- [Exercise] Scan the records below. List lines holding "không".
* START *
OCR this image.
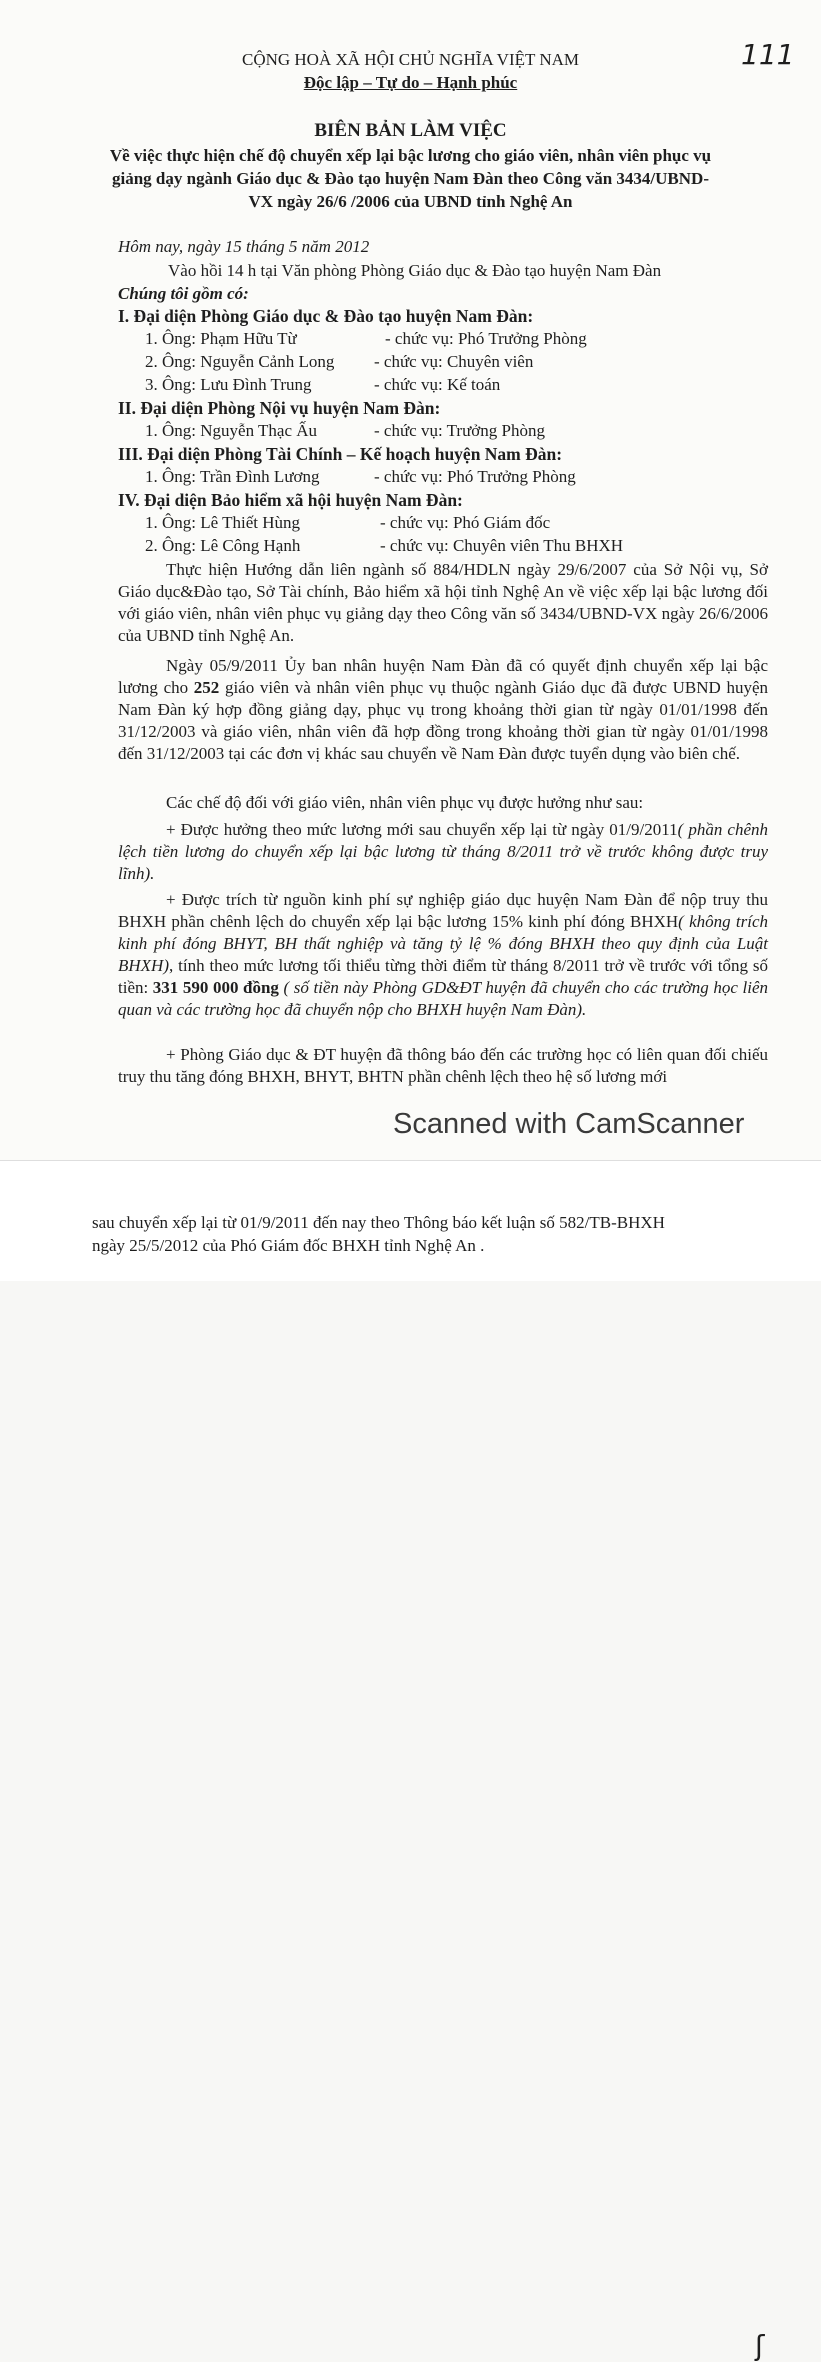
CỘNG HOÀ XÃ HỘI CHỦ NGHĨA VIỆT NAM
Độc lập – Tự do – Hạnh phúc
111
BIÊN BẢN LÀM VIỆC
Về việc thực hiện chế độ chuyển xếp lại bậc lương cho giáo viên, nhân viên phục vụ
giảng dạy ngành Giáo dục & Đào tạo huyện Nam Đàn theo Công văn 3434/UBND-
VX ngày 26/6 /2006 của UBND tỉnh Nghệ An
Hôm nay, ngày 15 tháng 5 năm 2012
Vào hồi 14 h tại Văn phòng Phòng Giáo dục & Đào tạo huyện Nam Đàn
Chúng tôi gồm có:
I. Đại diện Phòng Giáo dục & Đào tạo huyện Nam Đàn:
1. Ông: Phạm Hữu Từ	- chức vụ: Phó Trưởng Phòng
2. Ông: Nguyễn Cảnh Long - chức vụ: Chuyên viên
3. Ông: Lưu Đình Trung	- chức vụ: Kế toán
II. Đại diện Phòng Nội vụ huyện Nam Đàn:
1. Ông: Nguyễn Thạc Ấu	- chức vụ: Trưởng Phòng
III. Đại diện Phòng Tài Chính – Kế hoạch huyện Nam Đàn:
1. Ông: Trần Đình Lương	- chức vụ: Phó Trưởng Phòng
IV. Đại diện Bảo hiểm xã hội huyện Nam Đàn:
1. Ông: Lê Thiết Hùng	- chức vụ: Phó Giám đốc
2. Ông: Lê Công Hạnh	- chức vụ: Chuyên viên Thu BHXH

Thực hiện Hướng dẫn liên ngành số 884/HDLN ngày 29/6/2007 của Sở Nội vụ, Sở Giáo dục&Đào tạo, Sở Tài chính, Bảo hiểm xã hội tỉnh Nghệ An về việc xếp lại bậc lương đối với giáo viên, nhân viên phục vụ giảng dạy theo Công văn số 3434/UBND-VX ngày 26/6/2006 của UBND tỉnh Nghệ An.

Ngày 05/9/2011 Ủy ban nhân huyện Nam Đàn đã có quyết định chuyển xếp lại bậc lương cho 252 giáo viên và nhân viên phục vụ thuộc ngành Giáo dục đã được UBND huyện Nam Đàn ký hợp đồng giảng dạy, phục vụ trong khoảng thời gian từ ngày 01/01/1998 đến 31/12/2003 và giáo viên, nhân viên đã hợp đồng trong khoảng thời gian từ ngày 01/01/1998 đến 31/12/2003 tại các đơn vị khác sau chuyển về Nam Đàn được tuyển dụng vào biên chế.

Các chế độ đối với giáo viên, nhân viên phục vụ được hưởng như sau:

+ Được hưởng theo mức lương mới sau chuyển xếp lại từ ngày 01/9/2011( phần chênh lệch tiền lương do chuyển xếp lại bậc lương từ tháng 8/2011 trở về trước không được truy lĩnh).

+ Được trích từ nguồn kinh phí sự nghiệp giáo dục huyện Nam Đàn để nộp truy thu BHXH phần chênh lệch do chuyển xếp lại bậc lương 15% kinh phí đóng BHXH( không trích kinh phí đóng BHYT, BH thất nghiệp và tăng tỷ lệ % đóng BHXH theo quy định của Luật BHXH), tính theo mức lương tối thiểu từng thời điểm từ tháng 8/2011 trở về trước với tổng số tiền: 331 590 000 đồng ( số tiền này Phòng GD&ĐT huyện đã chuyển cho các trường học liên quan và các trường học đã chuyển nộp cho BHXH huyện Nam Đàn).

+ Phòng Giáo dục & ĐT huyện đã thông báo đến các trường học có liên quan đối chiếu truy thu tăng đóng BHXH, BHYT, BHTN phần chênh lệch theo hệ số lương mới

Scanned with CamScanner
ʃ
sau chuyển xếp lại từ 01/9/2011 đến nay theo Thông báo kết luận số 582/TB-BHXH
ngày 25/5/2012 của Phó Giám đốc BHXH tỉnh Nghệ An .
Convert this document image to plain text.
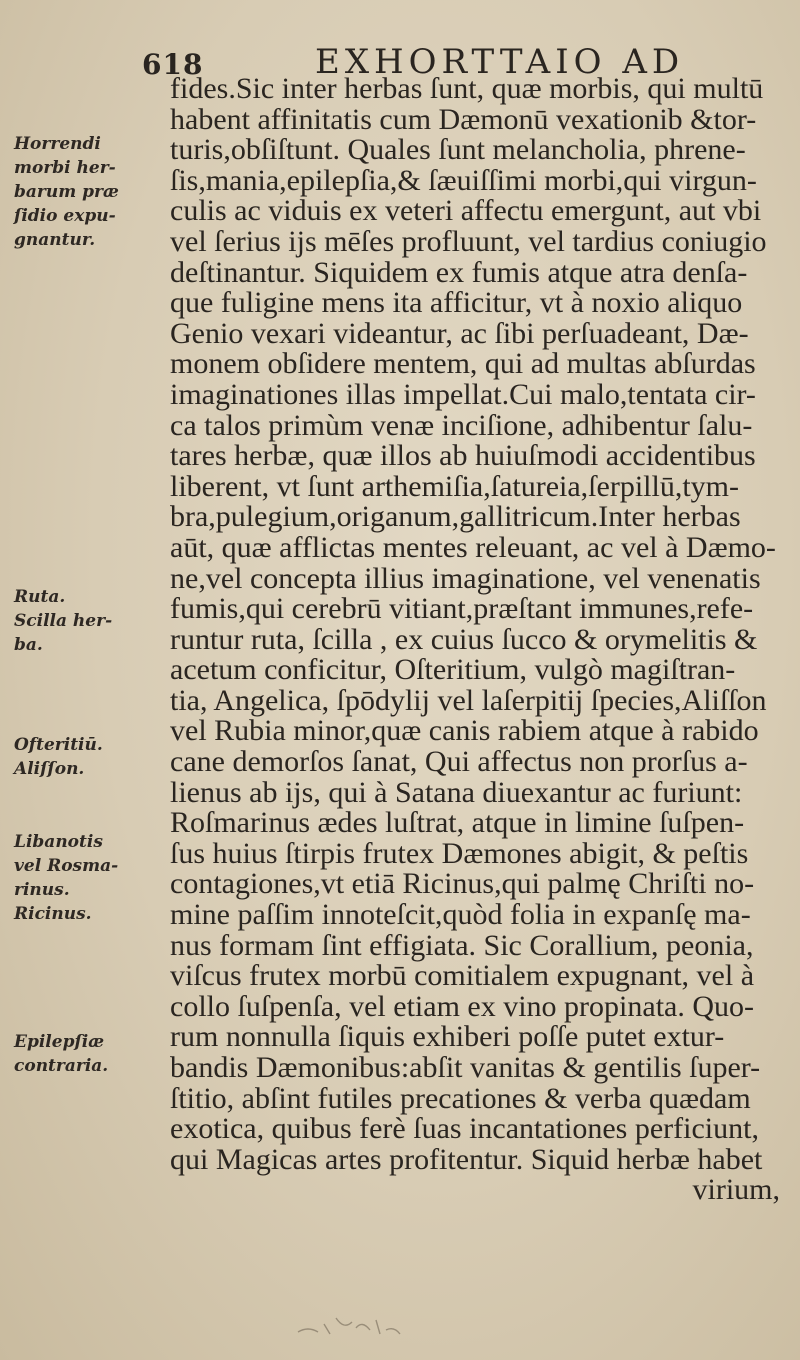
618	EXHORTTAIO AD
Horrendi
morbi her-
barum præ
ſidio expu-
gnantur.
Ruta.
Scilla her-
ba.
Ofteritiū.
Aliſſon.
Libanotis
vel Rosma-
rinus.
Ricinus.
Epilepſiæ
contraria.
fides.Sic inter herbas ſunt, quæ morbis, qui multū
habent affinitatis cum Dæmonū vexationib &tor-
turis,obſiſtunt. Quales ſunt melancholia, phrene-
ſis,mania,epilepſia,& ſæuiſſimi morbi,qui virgun-
culis ac viduis ex veteri affectu emergunt, aut vbi
vel ſerius ijs mēſes profluunt, vel tardius coniugio
deſtinantur. Siquidem ex fumis atque atra denſa-
que fuligine mens ita afficitur, vt à noxio aliquo
Genio vexari videantur, ac ſibi perſuadeant, Dæ-
monem obſidere mentem, qui ad multas abſurdas
imaginationes illas impellat.Cui malo,tentata cir-
ca talos primùm venæ inciſione, adhibentur ſalu-
tares herbæ, quæ illos ab huiuſmodi accidentibus
liberent, vt ſunt arthemiſia,ſatureia,ſerpillū,tym-
bra,pulegium,origanum,gallitricum.Inter herbas
aūt, quæ afflictas mentes releuant, ac vel à Dæmo-
ne,vel concepta illius imaginatione, vel venenatis
fumis,qui cerebrū vitiant,præſtant immunes,refe-
runtur ruta, ſcilla , ex cuius ſucco & orymelitis &
acetum conficitur, Oſteritium, vulgò magiſtran-
tia, Angelica, ſpōdylij vel laſerpitij ſpecies,Aliſſon
vel Rubia minor,quæ canis rabiem atque à rabido
cane demorſos ſanat, Qui affectus non prorſus a-
lienus ab ijs, qui à Satana diuexantur ac furiunt:
Roſmarinus ædes luſtrat, atque in limine ſuſpen-
ſus huius ſtirpis frutex Dæmones abigit, & peſtis
contagiones,vt etiā Ricinus,qui palmę Chriſti no-
mine paſſim innoteſcit,quòd folia in expanſę ma-
nus formam ſint effigiata. Sic Corallium, peonia,
viſcus frutex morbū comitialem expugnant, vel à
collo ſuſpenſa, vel etiam ex vino propinata. Quo-
rum nonnulla ſiquis exhiberi poſſe putet extur-
bandis Dæmonibus:abſit vanitas & gentilis ſuper-
ſtitio, abſint futiles precationes & verba quædam
exotica, quibus ferè ſuas incantationes perficiunt,
qui Magicas artes profitentur. Siquid herbæ habet
virium,
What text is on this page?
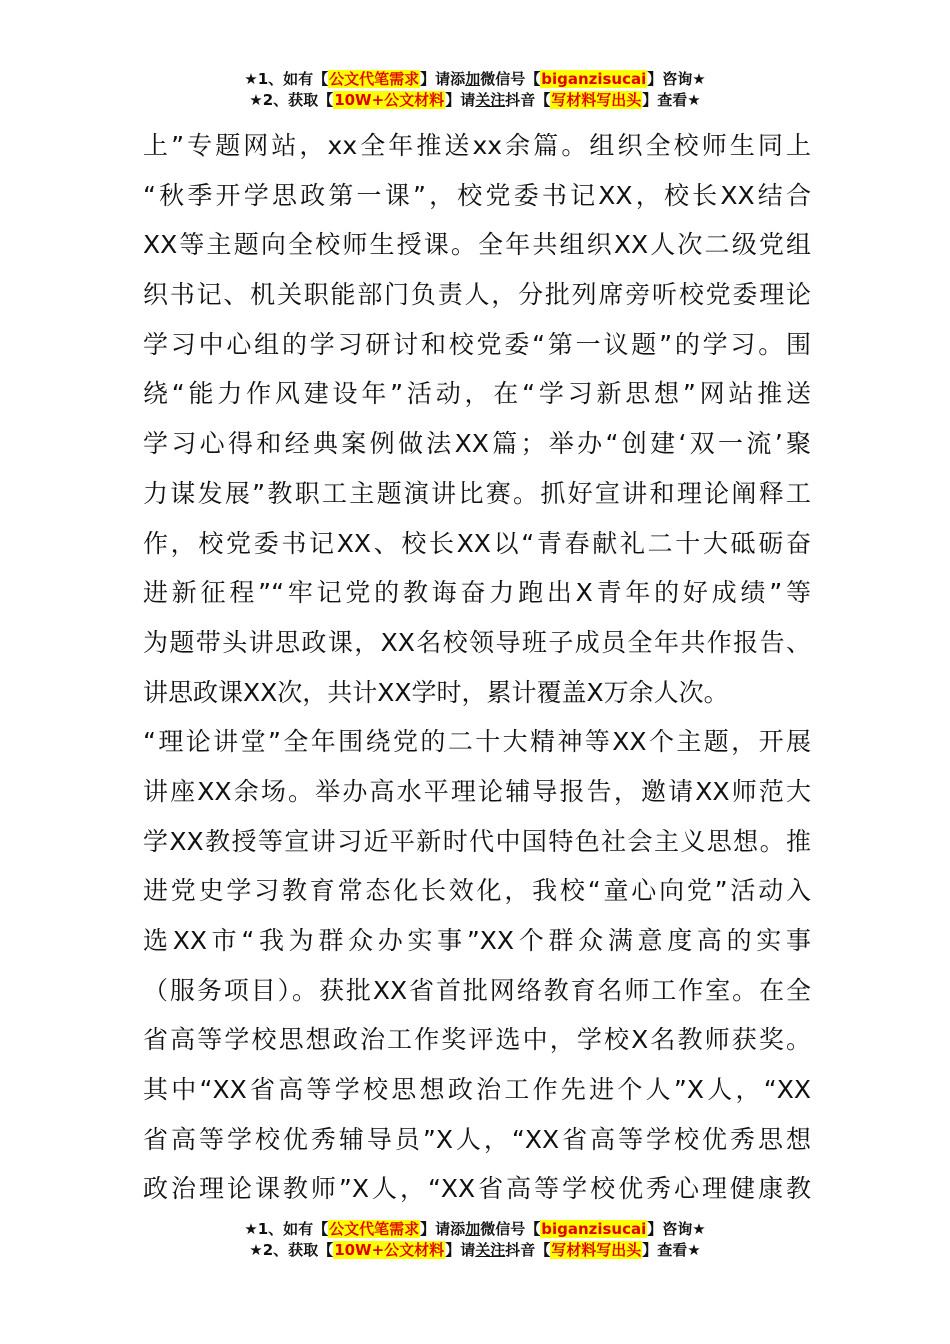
★1、如有【公文代笔需求】请添加微信号【biganzisucai】咨询★
★2、获取【10W+公文材料】请关注抖音【写材料写出头】查看★
上”专题网站，xx全年推送xx余篇。组织全校师生同上
“秋季开学思政第一课”，校党委书记XX，校长XX结合
XX等主题向全校师生授课。全年共组织XX人次二级党组
织书记、机关职能部门负责人，分批列席旁听校党委理论
学习中心组的学习研讨和校党委“第一议题”的学习。围
绕“能力作风建设年”活动，在“学习新思想”网站推送
学习心得和经典案例做法XX篇；举办“创建‘双一流’聚
力谋发展”教职工主题演讲比赛。抓好宣讲和理论阐释工
作，校党委书记XX、校长XX以“青春献礼二十大砥砺奋
进新征程”“牢记党的教诲奋力跑出X青年的好成绩”等
为题带头讲思政课，XX名校领导班子成员全年共作报告、
讲思政课XX次，共计XX学时，累计覆盖X万余人次。
“理论讲堂”全年围绕党的二十大精神等XX个主题，开展
讲座XX余场。举办高水平理论辅导报告，邀请XX师范大
学XX教授等宣讲习近平新时代中国特色社会主义思想。推
进党史学习教育常态化长效化，我校“童心向党”活动入
选XX市“我为群众办实事”XX个群众满意度高的实事
（服务项目）。获批XX省首批网络教育名师工作室。在全
省高等学校思想政治工作奖评选中，学校X名教师获奖。
其中“XX省高等学校思想政治工作先进个人”X人，“XX
省高等学校优秀辅导员”X人，“XX省高等学校优秀思想
政治理论课教师”X人，“XX省高等学校优秀心理健康教
★1、如有【公文代笔需求】请添加微信号【biganzisucai】咨询★
★2、获取【10W+公文材料】请关注抖音【写材料写出头】查看★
* END *
- [Result of the task]
+ Được hưởng theo mức lương mới sau chuyển xếp lại từ ngày 01/9/2011( phần chênh lệch tiền lương do chuyển xếp lại bậc lương từ tháng 8/2011 trở về trước không được truy lĩnh).
+ Được trích từ nguồn kinh phí sự nghiệp giáo dục huyện Nam Đàn để nộp truy thu BHXH phần chênh lệch do chuyển xếp lại bậc lương 15% kinh phí đóng BHXH( không trích kinh phí đóng BHYT, BH thất nghiệp và tăng tỷ lệ % đóng BHXH theo quy định của Luật BHXH), tính theo mức lương tối thiểu từng thời điểm từ tháng 8/2011 trở về trước với tổng số tiền: 331 590 000 đồng ( số tiền này Phòng GD&ĐT huyện đã chuyển cho các trường học liên quan và các trường học đã chuyển nộp cho BHXH huyện Nam Đàn).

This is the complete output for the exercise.